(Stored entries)
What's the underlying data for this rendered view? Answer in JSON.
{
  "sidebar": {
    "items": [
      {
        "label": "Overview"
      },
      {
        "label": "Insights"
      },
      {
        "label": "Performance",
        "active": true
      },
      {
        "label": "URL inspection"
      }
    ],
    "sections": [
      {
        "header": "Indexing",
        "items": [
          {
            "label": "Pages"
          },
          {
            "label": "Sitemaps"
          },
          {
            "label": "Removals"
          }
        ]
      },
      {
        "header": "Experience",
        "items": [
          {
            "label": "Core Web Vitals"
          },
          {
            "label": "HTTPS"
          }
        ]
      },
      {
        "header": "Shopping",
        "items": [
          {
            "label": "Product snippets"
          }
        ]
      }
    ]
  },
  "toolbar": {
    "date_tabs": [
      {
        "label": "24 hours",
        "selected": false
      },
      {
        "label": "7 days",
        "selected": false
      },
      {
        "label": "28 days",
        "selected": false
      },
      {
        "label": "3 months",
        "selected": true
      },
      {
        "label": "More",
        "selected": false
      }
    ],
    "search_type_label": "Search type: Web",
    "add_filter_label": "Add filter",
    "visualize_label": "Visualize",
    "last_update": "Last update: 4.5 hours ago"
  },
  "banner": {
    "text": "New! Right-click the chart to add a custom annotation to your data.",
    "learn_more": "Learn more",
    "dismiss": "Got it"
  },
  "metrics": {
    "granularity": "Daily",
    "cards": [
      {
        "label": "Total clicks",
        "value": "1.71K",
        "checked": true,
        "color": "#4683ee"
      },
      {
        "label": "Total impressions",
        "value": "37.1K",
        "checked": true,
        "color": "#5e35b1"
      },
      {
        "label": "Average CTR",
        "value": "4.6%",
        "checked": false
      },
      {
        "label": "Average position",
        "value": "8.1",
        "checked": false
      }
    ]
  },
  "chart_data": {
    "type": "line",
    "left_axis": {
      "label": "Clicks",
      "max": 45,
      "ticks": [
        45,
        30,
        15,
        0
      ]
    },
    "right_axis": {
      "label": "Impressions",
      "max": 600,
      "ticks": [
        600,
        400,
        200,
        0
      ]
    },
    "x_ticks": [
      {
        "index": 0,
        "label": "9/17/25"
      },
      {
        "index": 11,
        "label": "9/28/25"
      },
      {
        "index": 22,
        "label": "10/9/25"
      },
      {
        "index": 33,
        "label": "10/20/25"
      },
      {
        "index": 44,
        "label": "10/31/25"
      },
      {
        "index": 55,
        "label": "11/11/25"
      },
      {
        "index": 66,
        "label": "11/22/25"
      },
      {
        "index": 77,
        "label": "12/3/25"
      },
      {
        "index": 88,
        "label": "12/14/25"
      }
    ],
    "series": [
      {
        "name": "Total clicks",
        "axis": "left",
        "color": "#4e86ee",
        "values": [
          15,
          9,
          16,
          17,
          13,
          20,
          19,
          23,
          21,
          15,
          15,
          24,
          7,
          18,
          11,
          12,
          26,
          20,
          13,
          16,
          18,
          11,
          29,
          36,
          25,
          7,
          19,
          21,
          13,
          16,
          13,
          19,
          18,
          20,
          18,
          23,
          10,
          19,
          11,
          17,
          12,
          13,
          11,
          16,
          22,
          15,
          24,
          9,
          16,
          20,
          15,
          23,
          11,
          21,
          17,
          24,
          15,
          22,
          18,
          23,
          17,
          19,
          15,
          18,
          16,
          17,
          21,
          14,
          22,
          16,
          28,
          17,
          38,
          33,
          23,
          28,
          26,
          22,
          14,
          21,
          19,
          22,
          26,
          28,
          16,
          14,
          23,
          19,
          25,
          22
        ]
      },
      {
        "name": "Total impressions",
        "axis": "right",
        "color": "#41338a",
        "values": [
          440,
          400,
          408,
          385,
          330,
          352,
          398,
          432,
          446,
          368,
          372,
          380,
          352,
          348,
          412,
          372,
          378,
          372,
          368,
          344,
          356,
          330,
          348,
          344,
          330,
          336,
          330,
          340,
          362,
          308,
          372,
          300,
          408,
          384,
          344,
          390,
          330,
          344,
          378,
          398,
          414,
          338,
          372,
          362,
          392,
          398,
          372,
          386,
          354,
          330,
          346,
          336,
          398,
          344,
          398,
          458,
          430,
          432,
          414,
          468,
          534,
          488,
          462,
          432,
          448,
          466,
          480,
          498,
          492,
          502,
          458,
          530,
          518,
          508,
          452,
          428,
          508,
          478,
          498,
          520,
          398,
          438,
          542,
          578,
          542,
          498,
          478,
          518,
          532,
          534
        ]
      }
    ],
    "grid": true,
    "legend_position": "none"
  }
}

EXERCISE DESCRIPTION:
Take the entries above and copy them out exactly.

RESPONSE TO THE EXERCISE:
What's the underlying data for this rendered view? Answer in JSON.
{
  "sidebar": {
    "items": [
      {
        "label": "Overview"
      },
      {
        "label": "Insights"
      },
      {
        "label": "Performance",
        "active": true
      },
      {
        "label": "URL inspection"
      }
    ],
    "sections": [
      {
        "header": "Indexing",
        "items": [
          {
            "label": "Pages"
          },
          {
            "label": "Sitemaps"
          },
          {
            "label": "Removals"
          }
        ]
      },
      {
        "header": "Experience",
        "items": [
          {
            "label": "Core Web Vitals"
          },
          {
            "label": "HTTPS"
          }
        ]
      },
      {
        "header": "Shopping",
        "items": [
          {
            "label": "Product snippets"
          }
        ]
      }
    ]
  },
  "toolbar": {
    "date_tabs": [
      {
        "label": "24 hours",
        "selected": false
      },
      {
        "label": "7 days",
        "selected": false
      },
      {
        "label": "28 days",
        "selected": false
      },
      {
        "label": "3 months",
        "selected": true
      },
      {
        "label": "More",
        "selected": false
      }
    ],
    "search_type_label": "Search type: Web",
    "add_filter_label": "Add filter",
    "visualize_label": "Visualize",
    "last_update": "Last update: 4.5 hours ago"
  },
  "banner": {
    "text": "New! Right-click the chart to add a custom annotation to your data.",
    "learn_more": "Learn more",
    "dismiss": "Got it"
  },
  "metrics": {
    "granularity": "Daily",
    "cards": [
      {
        "label": "Total clicks",
        "value": "1.71K",
        "checked": true,
        "color": "#4683ee"
      },
      {
        "label": "Total impressions",
        "value": "37.1K",
        "checked": true,
        "color": "#5e35b1"
      },
      {
        "label": "Average CTR",
        "value": "4.6%",
        "checked": false
      },
      {
        "label": "Average position",
        "value": "8.1",
        "checked": false
      }
    ]
  },
  "chart_data": {
    "type": "line",
    "left_axis": {
      "label": "Clicks",
      "max": 45,
      "ticks": [
        45,
        30,
        15,
        0
      ]
    },
    "right_axis": {
      "label": "Impressions",
      "max": 600,
      "ticks": [
        600,
        400,
        200,
        0
      ]
    },
    "x_ticks": [
      {
        "index": 0,
        "label": "9/17/25"
      },
      {
        "index": 11,
        "label": "9/28/25"
      },
      {
        "index": 22,
        "label": "10/9/25"
      },
      {
        "index": 33,
        "label": "10/20/25"
      },
      {
        "index": 44,
        "label": "10/31/25"
      },
      {
        "index": 55,
        "label": "11/11/25"
      },
      {
        "index": 66,
        "label": "11/22/25"
      },
      {
        "index": 77,
        "label": "12/3/25"
      },
      {
        "index": 88,
        "label": "12/14/25"
      }
    ],
    "series": [
      {
        "name": "Total clicks",
        "axis": "left",
        "color": "#4e86ee",
        "values": [
          15,
          9,
          16,
          17,
          13,
          20,
          19,
          23,
          21,
          15,
          15,
          24,
          7,
          18,
          11,
          12,
          26,
          20,
          13,
          16,
          18,
          11,
          29,
          36,
          25,
          7,
          19,
          21,
          13,
          16,
          13,
          19,
          18,
          20,
          18,
          23,
          10,
          19,
          11,
          17,
          12,
          13,
          11,
          16,
          22,
          15,
          24,
          9,
          16,
          20,
          15,
          23,
          11,
          21,
          17,
          24,
          15,
          22,
          18,
          23,
          17,
          19,
          15,
          18,
          16,
          17,
          21,
          14,
          22,
          16,
          28,
          17,
          38,
          33,
          23,
          28,
          26,
          22,
          14,
          21,
          19,
          22,
          26,
          28,
          16,
          14,
          23,
          19,
          25,
          22
        ]
      },
      {
        "name": "Total impressions",
        "axis": "right",
        "color": "#41338a",
        "values": [
          440,
          400,
          408,
          385,
          330,
          352,
          398,
          432,
          446,
          368,
          372,
          380,
          352,
          348,
          412,
          372,
          378,
          372,
          368,
          344,
          356,
          330,
          348,
          344,
          330,
          336,
          330,
          340,
          362,
          308,
          372,
          300,
          408,
          384,
          344,
          390,
          330,
          344,
          378,
          398,
          414,
          338,
          372,
          362,
          392,
          398,
          372,
          386,
          354,
          330,
          346,
          336,
          398,
          344,
          398,
          458,
          430,
          432,
          414,
          468,
          534,
          488,
          462,
          432,
          448,
          466,
          480,
          498,
          492,
          502,
          458,
          530,
          518,
          508,
          452,
          428,
          508,
          478,
          498,
          520,
          398,
          438,
          542,
          578,
          542,
          498,
          478,
          518,
          532,
          534
        ]
      }
    ],
    "grid": true,
    "legend_position": "none"
  }
}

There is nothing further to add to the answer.